Recast the material from its first line through the line containing "blue-histogram-bar <box>1394 47", inclusive, as a Markdown table. Use the columns Row and Line, number each row, and leave out blank lines.

<<<<

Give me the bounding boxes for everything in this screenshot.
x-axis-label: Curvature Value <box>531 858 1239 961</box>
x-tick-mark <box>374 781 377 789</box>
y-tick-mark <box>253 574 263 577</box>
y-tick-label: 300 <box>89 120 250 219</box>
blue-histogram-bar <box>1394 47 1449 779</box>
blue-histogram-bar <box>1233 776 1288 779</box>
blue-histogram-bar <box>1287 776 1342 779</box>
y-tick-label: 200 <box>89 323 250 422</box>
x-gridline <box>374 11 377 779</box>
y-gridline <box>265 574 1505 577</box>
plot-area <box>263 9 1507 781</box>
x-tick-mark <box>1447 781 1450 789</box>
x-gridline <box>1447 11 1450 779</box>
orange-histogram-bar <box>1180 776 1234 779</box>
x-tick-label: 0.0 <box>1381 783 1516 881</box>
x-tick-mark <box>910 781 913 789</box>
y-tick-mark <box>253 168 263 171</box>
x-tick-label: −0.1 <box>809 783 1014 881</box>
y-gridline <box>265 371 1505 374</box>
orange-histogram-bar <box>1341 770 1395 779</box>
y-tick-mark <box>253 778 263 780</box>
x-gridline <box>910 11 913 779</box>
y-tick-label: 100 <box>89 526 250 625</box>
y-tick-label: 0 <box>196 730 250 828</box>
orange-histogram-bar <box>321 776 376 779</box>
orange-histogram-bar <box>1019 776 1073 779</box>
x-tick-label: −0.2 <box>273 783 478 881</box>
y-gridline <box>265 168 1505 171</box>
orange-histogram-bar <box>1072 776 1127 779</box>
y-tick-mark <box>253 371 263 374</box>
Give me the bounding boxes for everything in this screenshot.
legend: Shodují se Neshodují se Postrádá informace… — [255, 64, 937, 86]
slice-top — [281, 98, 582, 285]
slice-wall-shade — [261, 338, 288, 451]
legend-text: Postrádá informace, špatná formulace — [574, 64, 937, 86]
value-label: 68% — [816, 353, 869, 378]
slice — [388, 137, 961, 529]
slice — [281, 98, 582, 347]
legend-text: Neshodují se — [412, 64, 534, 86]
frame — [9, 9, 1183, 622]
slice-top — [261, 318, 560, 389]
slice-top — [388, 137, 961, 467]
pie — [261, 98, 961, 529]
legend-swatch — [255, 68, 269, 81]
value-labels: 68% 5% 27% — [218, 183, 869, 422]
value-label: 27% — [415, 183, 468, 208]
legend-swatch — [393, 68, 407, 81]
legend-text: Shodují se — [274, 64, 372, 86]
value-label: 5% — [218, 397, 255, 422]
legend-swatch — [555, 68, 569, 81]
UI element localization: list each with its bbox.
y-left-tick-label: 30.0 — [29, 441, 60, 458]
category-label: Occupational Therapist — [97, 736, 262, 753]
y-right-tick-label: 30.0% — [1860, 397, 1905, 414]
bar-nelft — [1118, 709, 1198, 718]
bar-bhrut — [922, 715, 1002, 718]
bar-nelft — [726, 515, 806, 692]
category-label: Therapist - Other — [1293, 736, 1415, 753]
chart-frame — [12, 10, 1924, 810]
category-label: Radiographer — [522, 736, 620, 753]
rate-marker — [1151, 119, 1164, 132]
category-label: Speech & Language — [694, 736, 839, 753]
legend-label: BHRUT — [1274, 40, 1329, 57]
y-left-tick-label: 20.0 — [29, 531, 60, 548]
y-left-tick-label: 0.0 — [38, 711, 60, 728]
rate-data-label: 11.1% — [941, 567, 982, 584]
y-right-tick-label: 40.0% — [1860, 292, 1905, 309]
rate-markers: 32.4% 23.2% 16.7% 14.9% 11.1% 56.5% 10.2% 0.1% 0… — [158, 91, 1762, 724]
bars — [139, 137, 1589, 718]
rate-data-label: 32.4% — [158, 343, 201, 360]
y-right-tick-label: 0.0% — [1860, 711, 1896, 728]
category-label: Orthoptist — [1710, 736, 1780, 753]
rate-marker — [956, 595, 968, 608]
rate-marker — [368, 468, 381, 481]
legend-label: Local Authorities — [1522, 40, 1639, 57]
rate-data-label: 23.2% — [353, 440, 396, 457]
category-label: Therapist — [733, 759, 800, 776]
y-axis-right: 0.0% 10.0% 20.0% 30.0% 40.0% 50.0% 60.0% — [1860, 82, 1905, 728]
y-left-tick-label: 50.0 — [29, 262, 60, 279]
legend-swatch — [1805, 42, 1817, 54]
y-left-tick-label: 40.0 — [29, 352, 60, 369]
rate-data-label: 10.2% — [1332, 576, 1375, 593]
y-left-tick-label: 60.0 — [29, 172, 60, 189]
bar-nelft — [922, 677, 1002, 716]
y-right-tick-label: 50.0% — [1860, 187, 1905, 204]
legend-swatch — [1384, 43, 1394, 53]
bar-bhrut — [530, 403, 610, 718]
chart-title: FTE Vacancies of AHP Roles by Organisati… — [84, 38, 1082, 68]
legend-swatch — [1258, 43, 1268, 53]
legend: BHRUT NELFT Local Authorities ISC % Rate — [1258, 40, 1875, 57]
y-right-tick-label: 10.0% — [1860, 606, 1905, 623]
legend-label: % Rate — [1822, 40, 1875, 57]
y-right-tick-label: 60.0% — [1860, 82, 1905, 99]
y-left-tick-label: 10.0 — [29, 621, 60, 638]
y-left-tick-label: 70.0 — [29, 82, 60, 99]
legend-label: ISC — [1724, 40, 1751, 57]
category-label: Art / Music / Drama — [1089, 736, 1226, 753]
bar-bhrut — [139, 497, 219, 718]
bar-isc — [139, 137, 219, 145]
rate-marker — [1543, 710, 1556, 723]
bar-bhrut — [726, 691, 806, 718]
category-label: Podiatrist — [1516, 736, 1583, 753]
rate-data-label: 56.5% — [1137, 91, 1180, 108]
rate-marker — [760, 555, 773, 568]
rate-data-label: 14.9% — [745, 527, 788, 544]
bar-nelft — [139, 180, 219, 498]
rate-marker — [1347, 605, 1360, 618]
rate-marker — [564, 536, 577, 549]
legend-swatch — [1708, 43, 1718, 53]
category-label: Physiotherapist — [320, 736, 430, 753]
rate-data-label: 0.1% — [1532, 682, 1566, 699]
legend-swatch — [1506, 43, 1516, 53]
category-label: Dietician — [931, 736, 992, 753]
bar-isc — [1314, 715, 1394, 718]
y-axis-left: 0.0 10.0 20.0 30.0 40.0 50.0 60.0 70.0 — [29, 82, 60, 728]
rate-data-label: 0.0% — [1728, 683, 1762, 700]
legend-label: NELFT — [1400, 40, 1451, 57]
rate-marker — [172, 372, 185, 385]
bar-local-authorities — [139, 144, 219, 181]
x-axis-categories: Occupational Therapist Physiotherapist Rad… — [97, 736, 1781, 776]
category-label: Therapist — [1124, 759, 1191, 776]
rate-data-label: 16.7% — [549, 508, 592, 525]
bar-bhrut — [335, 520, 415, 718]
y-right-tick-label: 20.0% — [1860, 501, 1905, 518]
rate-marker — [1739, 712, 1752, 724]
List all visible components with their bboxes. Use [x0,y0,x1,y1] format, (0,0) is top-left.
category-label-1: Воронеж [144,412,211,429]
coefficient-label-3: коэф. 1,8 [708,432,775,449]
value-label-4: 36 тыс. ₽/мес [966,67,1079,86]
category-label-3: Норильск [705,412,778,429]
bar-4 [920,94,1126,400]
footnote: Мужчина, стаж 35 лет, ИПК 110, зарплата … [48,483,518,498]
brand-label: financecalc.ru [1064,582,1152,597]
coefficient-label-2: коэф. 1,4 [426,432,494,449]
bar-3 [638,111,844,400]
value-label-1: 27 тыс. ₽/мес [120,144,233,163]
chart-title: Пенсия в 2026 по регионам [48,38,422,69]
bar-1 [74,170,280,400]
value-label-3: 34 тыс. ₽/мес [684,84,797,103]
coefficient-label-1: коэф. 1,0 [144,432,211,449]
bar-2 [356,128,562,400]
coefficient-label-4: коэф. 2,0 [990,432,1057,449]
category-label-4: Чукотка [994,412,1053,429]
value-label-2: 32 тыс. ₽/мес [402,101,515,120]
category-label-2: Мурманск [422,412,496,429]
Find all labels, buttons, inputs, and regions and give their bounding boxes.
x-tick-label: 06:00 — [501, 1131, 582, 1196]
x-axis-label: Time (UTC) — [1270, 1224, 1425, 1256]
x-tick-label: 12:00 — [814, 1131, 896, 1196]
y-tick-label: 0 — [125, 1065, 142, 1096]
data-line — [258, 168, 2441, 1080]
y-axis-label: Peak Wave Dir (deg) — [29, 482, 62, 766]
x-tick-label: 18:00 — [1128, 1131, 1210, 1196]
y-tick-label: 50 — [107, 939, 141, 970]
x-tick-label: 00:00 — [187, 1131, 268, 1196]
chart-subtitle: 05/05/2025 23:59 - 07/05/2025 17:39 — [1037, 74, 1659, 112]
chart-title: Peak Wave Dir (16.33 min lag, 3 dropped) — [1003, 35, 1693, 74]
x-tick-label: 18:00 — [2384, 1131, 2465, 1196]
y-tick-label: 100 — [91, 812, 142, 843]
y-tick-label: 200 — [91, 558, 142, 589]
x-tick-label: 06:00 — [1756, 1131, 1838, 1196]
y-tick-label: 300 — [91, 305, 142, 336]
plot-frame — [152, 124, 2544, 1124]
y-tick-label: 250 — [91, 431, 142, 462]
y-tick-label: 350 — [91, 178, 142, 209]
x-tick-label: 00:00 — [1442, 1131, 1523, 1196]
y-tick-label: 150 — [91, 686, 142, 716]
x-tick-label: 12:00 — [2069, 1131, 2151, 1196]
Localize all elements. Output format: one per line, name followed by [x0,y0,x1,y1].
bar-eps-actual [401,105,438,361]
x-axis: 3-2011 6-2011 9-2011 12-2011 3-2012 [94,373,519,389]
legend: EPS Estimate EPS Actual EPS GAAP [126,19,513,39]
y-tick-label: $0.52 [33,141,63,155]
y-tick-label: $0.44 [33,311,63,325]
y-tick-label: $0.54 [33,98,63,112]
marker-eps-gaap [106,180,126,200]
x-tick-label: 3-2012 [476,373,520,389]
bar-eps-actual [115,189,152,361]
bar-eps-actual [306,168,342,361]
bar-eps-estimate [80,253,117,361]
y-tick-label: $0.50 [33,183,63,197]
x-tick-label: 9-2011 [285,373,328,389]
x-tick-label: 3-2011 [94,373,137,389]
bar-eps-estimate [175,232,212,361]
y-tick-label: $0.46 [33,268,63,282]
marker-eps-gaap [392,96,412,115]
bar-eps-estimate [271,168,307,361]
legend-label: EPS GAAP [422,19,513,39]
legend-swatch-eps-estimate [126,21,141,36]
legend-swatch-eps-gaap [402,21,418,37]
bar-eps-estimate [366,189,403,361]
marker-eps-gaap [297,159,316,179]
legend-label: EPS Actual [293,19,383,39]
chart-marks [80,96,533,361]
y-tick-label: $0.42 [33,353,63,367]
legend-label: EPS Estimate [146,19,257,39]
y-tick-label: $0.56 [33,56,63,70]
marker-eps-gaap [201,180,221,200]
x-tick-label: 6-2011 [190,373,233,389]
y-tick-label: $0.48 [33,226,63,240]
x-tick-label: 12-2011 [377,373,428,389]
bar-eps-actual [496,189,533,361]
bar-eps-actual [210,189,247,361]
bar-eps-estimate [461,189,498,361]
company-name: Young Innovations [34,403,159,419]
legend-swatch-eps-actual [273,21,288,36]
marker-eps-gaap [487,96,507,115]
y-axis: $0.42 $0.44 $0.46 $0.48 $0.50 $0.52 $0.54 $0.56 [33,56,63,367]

>>>>

> Reply to the task
| Row | Line |
|---|---|
| 1 | Give me the bounding boxes for everything in this screenshot. |
| 2 | x-axis-label: Curvature Value <box>531 858 1239 961</box> |
| 3 | x-tick-mark <box>374 781 377 789</box> |
| 4 | y-tick-mark <box>253 574 263 577</box> |
| 5 | y-tick-label: 300 <box>89 120 250 219</box> |
| 6 | blue-histogram-bar <box>1394 47 1449 779</box> |